Print every one of the following records verbatim, line by line, without altering any character.

§ §

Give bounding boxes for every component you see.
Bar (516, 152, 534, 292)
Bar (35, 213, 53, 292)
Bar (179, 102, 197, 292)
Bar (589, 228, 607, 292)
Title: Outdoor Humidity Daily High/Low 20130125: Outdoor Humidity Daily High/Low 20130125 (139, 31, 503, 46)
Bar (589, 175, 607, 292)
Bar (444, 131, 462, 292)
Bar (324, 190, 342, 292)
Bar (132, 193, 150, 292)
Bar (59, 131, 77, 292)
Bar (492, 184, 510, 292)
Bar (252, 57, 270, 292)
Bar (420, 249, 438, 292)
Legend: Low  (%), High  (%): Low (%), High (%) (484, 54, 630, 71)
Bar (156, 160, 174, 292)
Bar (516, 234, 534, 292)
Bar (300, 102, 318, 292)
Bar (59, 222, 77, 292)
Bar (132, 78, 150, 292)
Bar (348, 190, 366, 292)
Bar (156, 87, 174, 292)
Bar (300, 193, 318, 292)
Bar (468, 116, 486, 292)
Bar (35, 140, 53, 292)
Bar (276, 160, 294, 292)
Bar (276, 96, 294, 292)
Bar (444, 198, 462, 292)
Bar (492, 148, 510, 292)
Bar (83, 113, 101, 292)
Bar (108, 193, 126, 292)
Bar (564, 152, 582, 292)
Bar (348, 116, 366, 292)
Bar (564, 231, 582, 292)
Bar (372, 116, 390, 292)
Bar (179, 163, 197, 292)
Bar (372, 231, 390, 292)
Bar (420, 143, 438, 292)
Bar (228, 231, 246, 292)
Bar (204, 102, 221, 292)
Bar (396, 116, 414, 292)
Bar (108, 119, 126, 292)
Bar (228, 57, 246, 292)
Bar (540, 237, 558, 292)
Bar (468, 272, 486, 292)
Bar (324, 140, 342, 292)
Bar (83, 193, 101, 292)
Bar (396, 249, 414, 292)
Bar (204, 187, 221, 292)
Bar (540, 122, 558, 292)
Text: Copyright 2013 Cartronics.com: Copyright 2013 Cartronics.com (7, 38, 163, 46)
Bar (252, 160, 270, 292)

§ §

Problem solution:
Give bounding boxes for every component you see.
Bar (516, 152, 534, 292)
Bar (35, 213, 53, 292)
Bar (179, 102, 197, 292)
Bar (589, 228, 607, 292)
Title: Outdoor Humidity Daily High/Low 20130125: Outdoor Humidity Daily High/Low 20130125 (139, 31, 503, 46)
Bar (589, 175, 607, 292)
Bar (444, 131, 462, 292)
Bar (324, 190, 342, 292)
Bar (132, 193, 150, 292)
Bar (59, 131, 77, 292)
Bar (492, 184, 510, 292)
Bar (252, 57, 270, 292)
Bar (420, 249, 438, 292)
Legend: Low  (%), High  (%): Low (%), High (%) (484, 54, 630, 71)
Bar (156, 160, 174, 292)
Bar (516, 234, 534, 292)
Bar (300, 102, 318, 292)
Bar (59, 222, 77, 292)
Bar (132, 78, 150, 292)
Bar (348, 190, 366, 292)
Bar (156, 87, 174, 292)
Bar (300, 193, 318, 292)
Bar (468, 116, 486, 292)
Bar (35, 140, 53, 292)
Bar (276, 160, 294, 292)
Bar (276, 96, 294, 292)
Bar (444, 198, 462, 292)
Bar (492, 148, 510, 292)
Bar (83, 113, 101, 292)
Bar (108, 193, 126, 292)
Bar (564, 152, 582, 292)
Bar (348, 116, 366, 292)
Bar (564, 231, 582, 292)
Bar (372, 116, 390, 292)
Bar (179, 163, 197, 292)
Bar (372, 231, 390, 292)
Bar (420, 143, 438, 292)
Bar (228, 231, 246, 292)
Bar (204, 102, 221, 292)
Bar (396, 116, 414, 292)
Bar (108, 119, 126, 292)
Bar (228, 57, 246, 292)
Bar (540, 237, 558, 292)
Bar (468, 272, 486, 292)
Bar (324, 140, 342, 292)
Bar (83, 193, 101, 292)
Bar (396, 249, 414, 292)
Bar (204, 187, 221, 292)
Bar (540, 122, 558, 292)
Text: Copyright 2013 Cartronics.com: Copyright 2013 Cartronics.com (7, 38, 163, 46)
Bar (252, 160, 270, 292)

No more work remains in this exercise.